§ JOB: Only the lines holding the string "critical" are needed. Copy each one.

§ EXTRACTED DATA:
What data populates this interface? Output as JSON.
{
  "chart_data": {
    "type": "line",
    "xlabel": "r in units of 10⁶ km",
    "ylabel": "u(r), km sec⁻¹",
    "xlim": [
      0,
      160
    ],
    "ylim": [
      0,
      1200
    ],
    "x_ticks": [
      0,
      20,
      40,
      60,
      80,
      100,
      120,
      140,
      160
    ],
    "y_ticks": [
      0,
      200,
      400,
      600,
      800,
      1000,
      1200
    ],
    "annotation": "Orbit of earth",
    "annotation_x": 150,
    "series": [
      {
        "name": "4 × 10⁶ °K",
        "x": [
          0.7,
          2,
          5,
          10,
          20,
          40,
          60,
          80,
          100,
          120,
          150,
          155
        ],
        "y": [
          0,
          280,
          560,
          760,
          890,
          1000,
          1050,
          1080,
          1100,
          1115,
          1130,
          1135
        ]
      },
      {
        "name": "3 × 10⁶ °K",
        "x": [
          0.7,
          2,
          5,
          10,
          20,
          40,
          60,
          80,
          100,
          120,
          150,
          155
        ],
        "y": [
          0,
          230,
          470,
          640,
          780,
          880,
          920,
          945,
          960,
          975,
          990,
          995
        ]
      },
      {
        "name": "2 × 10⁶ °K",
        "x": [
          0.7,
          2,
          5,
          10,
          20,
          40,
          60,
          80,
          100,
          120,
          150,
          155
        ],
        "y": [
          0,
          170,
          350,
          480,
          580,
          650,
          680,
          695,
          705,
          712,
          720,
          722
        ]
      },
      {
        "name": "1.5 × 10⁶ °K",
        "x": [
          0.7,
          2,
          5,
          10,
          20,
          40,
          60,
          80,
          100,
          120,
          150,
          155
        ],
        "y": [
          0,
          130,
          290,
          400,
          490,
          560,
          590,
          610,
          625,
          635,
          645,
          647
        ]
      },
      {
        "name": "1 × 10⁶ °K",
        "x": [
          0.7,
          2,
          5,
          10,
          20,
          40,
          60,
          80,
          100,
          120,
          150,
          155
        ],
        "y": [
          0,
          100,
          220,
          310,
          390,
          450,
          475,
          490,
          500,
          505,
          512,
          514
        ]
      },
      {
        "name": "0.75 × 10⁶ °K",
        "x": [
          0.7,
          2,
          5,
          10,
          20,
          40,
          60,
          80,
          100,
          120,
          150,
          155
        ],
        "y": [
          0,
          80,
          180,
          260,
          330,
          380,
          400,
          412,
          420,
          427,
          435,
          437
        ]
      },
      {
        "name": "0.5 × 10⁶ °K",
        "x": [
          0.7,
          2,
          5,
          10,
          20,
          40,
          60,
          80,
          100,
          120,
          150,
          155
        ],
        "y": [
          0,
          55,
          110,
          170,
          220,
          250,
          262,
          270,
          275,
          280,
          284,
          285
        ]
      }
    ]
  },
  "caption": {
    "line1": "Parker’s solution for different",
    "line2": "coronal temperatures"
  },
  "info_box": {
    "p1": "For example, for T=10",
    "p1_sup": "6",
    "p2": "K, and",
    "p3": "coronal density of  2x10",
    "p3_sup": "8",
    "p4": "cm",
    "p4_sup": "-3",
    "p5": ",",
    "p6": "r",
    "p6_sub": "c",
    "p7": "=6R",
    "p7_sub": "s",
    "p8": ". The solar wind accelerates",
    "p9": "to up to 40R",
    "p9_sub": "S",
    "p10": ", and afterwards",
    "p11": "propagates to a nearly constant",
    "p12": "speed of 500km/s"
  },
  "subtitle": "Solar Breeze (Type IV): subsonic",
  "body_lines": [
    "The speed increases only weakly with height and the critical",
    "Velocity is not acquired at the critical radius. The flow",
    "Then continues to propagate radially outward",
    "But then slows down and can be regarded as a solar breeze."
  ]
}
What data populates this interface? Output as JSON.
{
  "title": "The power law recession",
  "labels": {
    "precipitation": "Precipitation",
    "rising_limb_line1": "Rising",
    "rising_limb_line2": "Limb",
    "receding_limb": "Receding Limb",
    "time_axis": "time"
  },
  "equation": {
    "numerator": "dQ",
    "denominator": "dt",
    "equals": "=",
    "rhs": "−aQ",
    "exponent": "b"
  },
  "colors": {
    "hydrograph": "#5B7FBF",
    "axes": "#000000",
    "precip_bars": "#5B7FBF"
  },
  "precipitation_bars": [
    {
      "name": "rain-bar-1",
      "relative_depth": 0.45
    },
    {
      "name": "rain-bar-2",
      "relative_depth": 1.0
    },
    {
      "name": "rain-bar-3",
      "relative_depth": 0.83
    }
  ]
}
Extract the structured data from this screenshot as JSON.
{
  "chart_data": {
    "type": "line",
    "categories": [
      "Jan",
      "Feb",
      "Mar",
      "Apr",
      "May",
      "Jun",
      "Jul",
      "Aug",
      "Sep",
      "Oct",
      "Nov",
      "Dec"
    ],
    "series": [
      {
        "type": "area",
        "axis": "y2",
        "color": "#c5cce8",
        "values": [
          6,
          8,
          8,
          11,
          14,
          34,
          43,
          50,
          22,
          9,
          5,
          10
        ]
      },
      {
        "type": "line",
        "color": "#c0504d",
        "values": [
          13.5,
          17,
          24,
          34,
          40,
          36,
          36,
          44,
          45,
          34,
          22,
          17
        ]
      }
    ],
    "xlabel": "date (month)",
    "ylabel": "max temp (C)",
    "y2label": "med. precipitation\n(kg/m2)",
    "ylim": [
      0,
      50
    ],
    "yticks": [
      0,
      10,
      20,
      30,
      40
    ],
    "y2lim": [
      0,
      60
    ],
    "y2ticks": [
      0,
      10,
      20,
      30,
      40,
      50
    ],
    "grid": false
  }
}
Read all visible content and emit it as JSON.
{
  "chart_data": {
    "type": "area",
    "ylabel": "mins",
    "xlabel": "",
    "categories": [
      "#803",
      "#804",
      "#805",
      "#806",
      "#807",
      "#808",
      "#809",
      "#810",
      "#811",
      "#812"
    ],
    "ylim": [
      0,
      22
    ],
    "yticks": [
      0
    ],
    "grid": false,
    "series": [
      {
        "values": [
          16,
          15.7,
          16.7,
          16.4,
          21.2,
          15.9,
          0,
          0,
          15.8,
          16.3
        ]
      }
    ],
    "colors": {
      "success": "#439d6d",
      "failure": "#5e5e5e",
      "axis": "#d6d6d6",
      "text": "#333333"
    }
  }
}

§ FINISHED ANSWER:
    "The speed increases only weakly with height and the critical",
    "Velocity is not acquired at the critical radius. The flow",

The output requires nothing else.